SHORT PROBLEM: From the listing below, count the lines where the string "ylabel" occurs. Give the number, with no other words.

Data entries:
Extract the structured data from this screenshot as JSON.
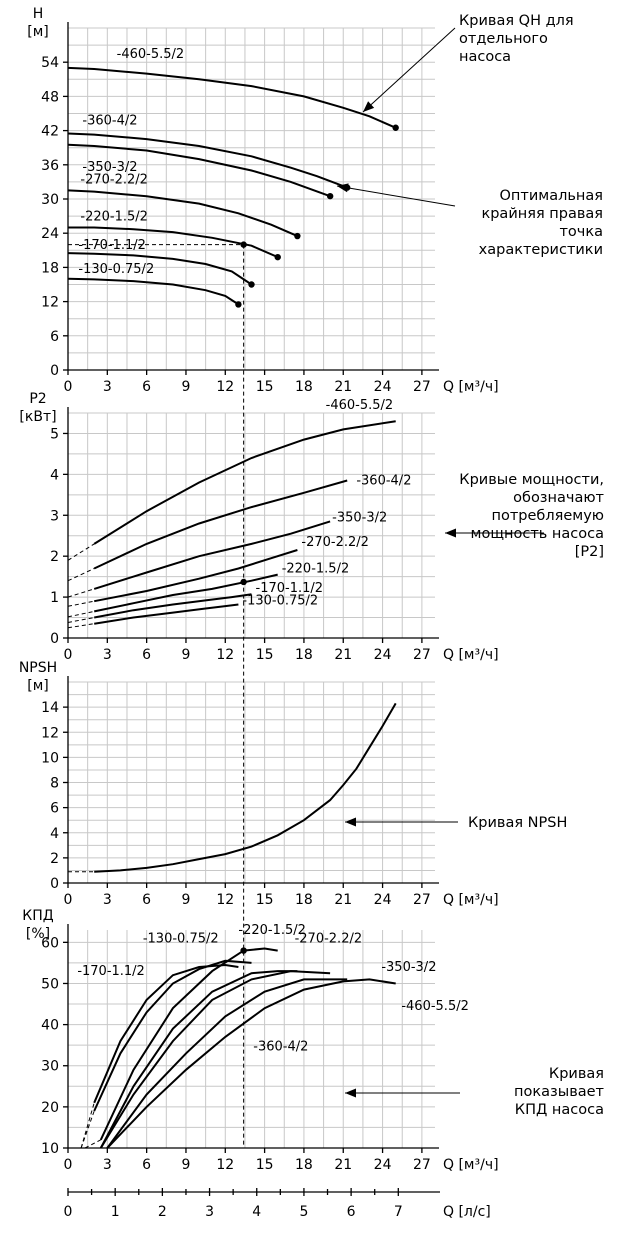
{
  "chart_data": [
    {
      "type": "line",
      "id": "qh",
      "ylabel": "H",
      "yunit": "[м]",
      "xlabel": "Q [м³/ч]",
      "xlim": [
        0,
        28
      ],
      "ylim": [
        0,
        60
      ],
      "xticks": [
        "0",
        "3",
        "6",
        "9",
        "12",
        "15",
        "18",
        "21",
        "24",
        "27"
      ],
      "yticks": [
        "0",
        "6",
        "12",
        "18",
        "24",
        "30",
        "36",
        "42",
        "48",
        "54"
      ],
      "series": [
        {
          "name": "-460-5.5/2",
          "x": [
            0,
            2,
            6,
            10,
            14,
            18,
            21,
            23,
            25
          ],
          "y": [
            53,
            52.8,
            52,
            51,
            49.8,
            48,
            46,
            44.5,
            42.5
          ]
        },
        {
          "name": "-360-4/2",
          "x": [
            0,
            2,
            6,
            10,
            14,
            17,
            19,
            21.3
          ],
          "y": [
            41.5,
            41.3,
            40.5,
            39.3,
            37.5,
            35.5,
            34,
            32
          ]
        },
        {
          "name": "-350-3/2",
          "x": [
            0,
            2,
            6,
            10,
            14,
            17,
            20
          ],
          "y": [
            39.5,
            39.3,
            38.5,
            37,
            35,
            33,
            30.5
          ]
        },
        {
          "name": "-270-2.2/2",
          "x": [
            0,
            2,
            6,
            10,
            13,
            15.5,
            17.5
          ],
          "y": [
            31.5,
            31.3,
            30.5,
            29.2,
            27.5,
            25.5,
            23.5
          ]
        },
        {
          "name": "-220-1.5/2",
          "x": [
            0,
            2,
            5,
            8,
            11,
            14,
            16
          ],
          "y": [
            25,
            25,
            24.7,
            24.2,
            23.2,
            21.8,
            19.8
          ]
        },
        {
          "name": "-170-1.1/2",
          "x": [
            0,
            2,
            5,
            8,
            10.5,
            12.5,
            14
          ],
          "y": [
            20.5,
            20.4,
            20.1,
            19.5,
            18.6,
            17.3,
            15
          ]
        },
        {
          "name": "-130-0.75/2",
          "x": [
            0,
            2,
            5,
            8,
            10.5,
            12,
            13
          ],
          "y": [
            16,
            15.9,
            15.6,
            15,
            14,
            13,
            11.5
          ]
        }
      ],
      "markers": [
        {
          "x": 25,
          "y": 42.5
        },
        {
          "x": 21.3,
          "y": 32
        },
        {
          "x": 20,
          "y": 30.5
        },
        {
          "x": 17.5,
          "y": 23.5
        },
        {
          "x": 16,
          "y": 19.8
        },
        {
          "x": 14,
          "y": 15
        },
        {
          "x": 13,
          "y": 11.5
        },
        {
          "x": 13.4,
          "y": 22
        }
      ]
    },
    {
      "type": "line",
      "id": "p2",
      "ylabel": "P2",
      "yunit": "[кВт]",
      "xlabel": "Q [м³/ч]",
      "xlim": [
        0,
        28
      ],
      "ylim": [
        0,
        5.5
      ],
      "xticks": [
        "0",
        "3",
        "6",
        "9",
        "12",
        "15",
        "18",
        "21",
        "24",
        "27"
      ],
      "yticks": [
        "0",
        "1",
        "2",
        "3",
        "4",
        "5"
      ],
      "series": [
        {
          "name": "-460-5.5/2",
          "x": [
            2,
            6,
            10,
            14,
            18,
            21,
            25
          ],
          "y": [
            2.3,
            3.1,
            3.8,
            4.4,
            4.85,
            5.1,
            5.3
          ]
        },
        {
          "name": "-360-4/2",
          "x": [
            2,
            6,
            10,
            14,
            18,
            21.3
          ],
          "y": [
            1.7,
            2.3,
            2.8,
            3.2,
            3.55,
            3.85
          ]
        },
        {
          "name": "-350-3/2",
          "x": [
            2,
            6,
            10,
            14,
            17,
            20
          ],
          "y": [
            1.2,
            1.6,
            2.0,
            2.3,
            2.55,
            2.85
          ]
        },
        {
          "name": "-270-2.2/2",
          "x": [
            2,
            6,
            10,
            13,
            15.5,
            17.5
          ],
          "y": [
            0.9,
            1.15,
            1.45,
            1.7,
            1.95,
            2.15
          ]
        },
        {
          "name": "-220-1.5/2",
          "x": [
            2,
            5,
            8,
            11,
            14,
            16
          ],
          "y": [
            0.65,
            0.85,
            1.05,
            1.2,
            1.4,
            1.55
          ]
        },
        {
          "name": "-170-1.1/2",
          "x": [
            2,
            5,
            8,
            10.5,
            12.5,
            14
          ],
          "y": [
            0.5,
            0.68,
            0.82,
            0.92,
            1.0,
            1.07
          ]
        },
        {
          "name": "-130-0.75/2",
          "x": [
            2,
            5,
            8,
            10.5,
            12,
            13
          ],
          "y": [
            0.35,
            0.5,
            0.62,
            0.72,
            0.78,
            0.82
          ]
        }
      ],
      "markers": [
        {
          "x": 13.4,
          "y": 1.37
        }
      ]
    },
    {
      "type": "line",
      "id": "npsh",
      "ylabel": "NPSH",
      "yunit": "[м]",
      "xlabel": "Q [м³/ч]",
      "xlim": [
        0,
        28
      ],
      "ylim": [
        0,
        16
      ],
      "xticks": [
        "0",
        "3",
        "6",
        "9",
        "12",
        "15",
        "18",
        "21",
        "24",
        "27"
      ],
      "yticks": [
        "0",
        "2",
        "4",
        "6",
        "8",
        "10",
        "12",
        "14"
      ],
      "series": [
        {
          "name": "NPSH",
          "x": [
            2,
            4,
            6,
            8,
            10,
            12,
            14,
            16,
            18,
            20,
            21,
            22,
            23,
            24,
            25
          ],
          "y": [
            0.9,
            1.0,
            1.2,
            1.5,
            1.9,
            2.3,
            2.9,
            3.8,
            5.0,
            6.6,
            7.8,
            9.1,
            10.8,
            12.5,
            14.3
          ]
        }
      ]
    },
    {
      "type": "line",
      "id": "eff",
      "ylabel": "КПД",
      "yunit": "[%]",
      "xlabel": "Q [м³/ч]",
      "xlim": [
        0,
        28
      ],
      "ylim": [
        10,
        63
      ],
      "xticks": [
        "0",
        "3",
        "6",
        "9",
        "12",
        "15",
        "18",
        "21",
        "24",
        "27"
      ],
      "yticks": [
        "10",
        "20",
        "30",
        "40",
        "50",
        "60"
      ],
      "x2label": "Q [л/с]",
      "x2ticks": [
        "0",
        "1",
        "2",
        "3",
        "4",
        "5",
        "6",
        "7"
      ],
      "series": [
        {
          "name": "-130-0.75/2",
          "x": [
            2,
            4,
            6,
            8,
            10,
            12,
            13
          ],
          "y": [
            21,
            36,
            46,
            52,
            54,
            54.5,
            54
          ]
        },
        {
          "name": "-170-1.1/2",
          "x": [
            2,
            4,
            6,
            8,
            10,
            12,
            14
          ],
          "y": [
            19,
            33,
            43,
            50,
            53.5,
            55.5,
            55
          ]
        },
        {
          "name": "-220-1.5/2",
          "x": [
            2.5,
            5,
            8,
            11,
            13.4,
            15,
            16
          ],
          "y": [
            12,
            29,
            44,
            53,
            58,
            58.5,
            58
          ]
        },
        {
          "name": "-270-2.2/2",
          "x": [
            2.5,
            5,
            8,
            11,
            14,
            16,
            17.5
          ],
          "y": [
            10,
            25,
            39,
            48,
            52.5,
            53,
            53
          ]
        },
        {
          "name": "-350-3/2",
          "x": [
            2.5,
            5,
            8,
            11,
            14,
            17,
            20
          ],
          "y": [
            10,
            23,
            36,
            46,
            51,
            53,
            52.5
          ]
        },
        {
          "name": "-360-4/2",
          "x": [
            3,
            6,
            9,
            12,
            15,
            18,
            21.3
          ],
          "y": [
            10,
            23,
            33,
            42,
            48,
            51,
            51
          ]
        },
        {
          "name": "-460-5.5/2",
          "x": [
            3,
            6,
            9,
            12,
            15,
            18,
            21,
            23,
            25
          ],
          "y": [
            10,
            20,
            29,
            37,
            44,
            48.5,
            50.5,
            51,
            50
          ]
        }
      ],
      "markers": [
        {
          "x": 13.4,
          "y": 58
        }
      ]
    }
  ],
  "annotations": {
    "qh_curve": [
      "Кривая QH для",
      "отдельного",
      "насоса"
    ],
    "best_point": [
      "Оптимальная",
      "крайняя правая",
      "точка",
      "характеристики"
    ],
    "power_curves": [
      "Кривые мощности,",
      "обозначают",
      "потребляемую",
      "мощность насоса",
      "[P2]"
    ],
    "npsh_curve": [
      "Кривая NPSH"
    ],
    "eff_curve": [
      "Кривая",
      "показывает",
      "КПД насоса"
    ]
  }
}
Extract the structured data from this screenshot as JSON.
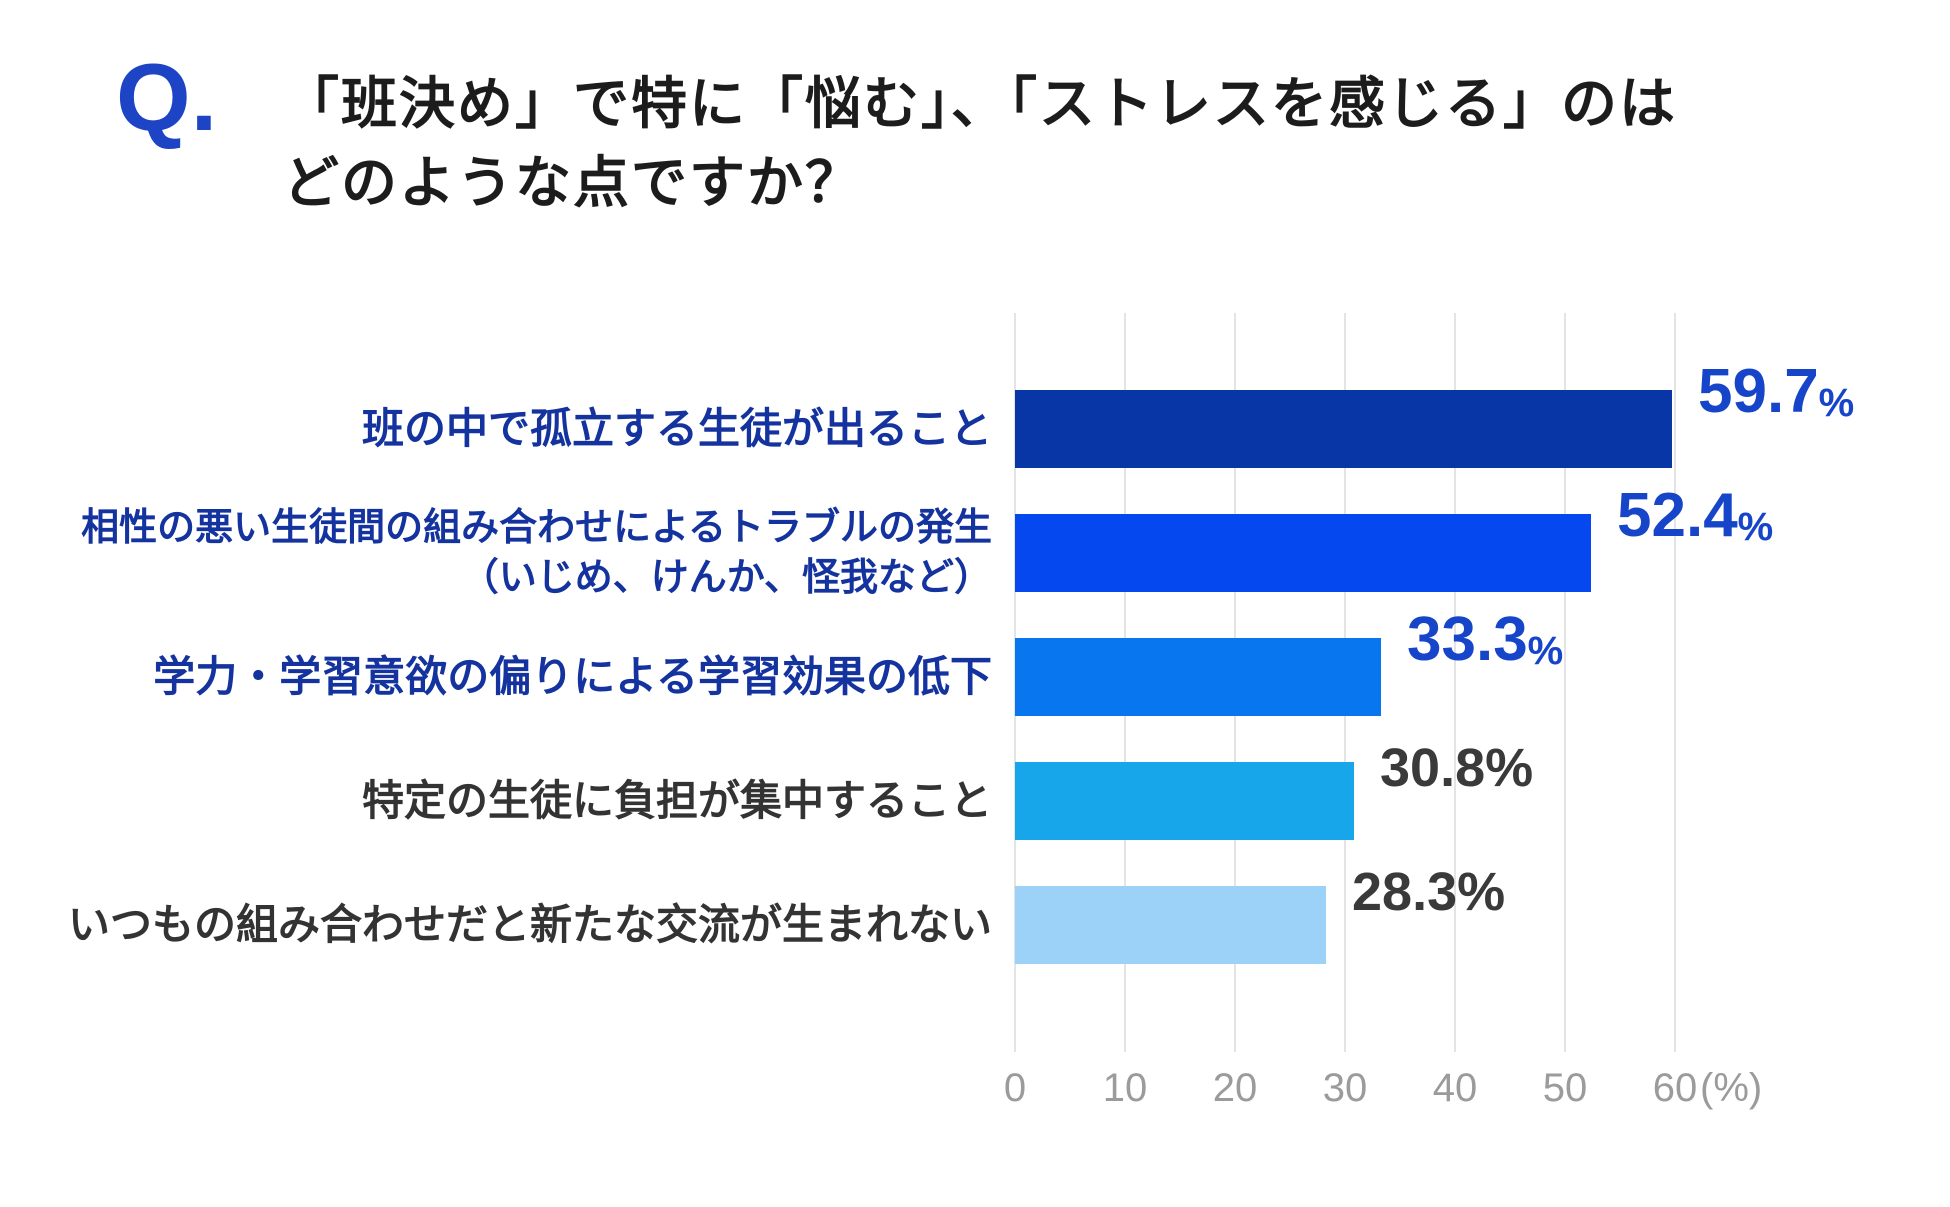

REPLY: 4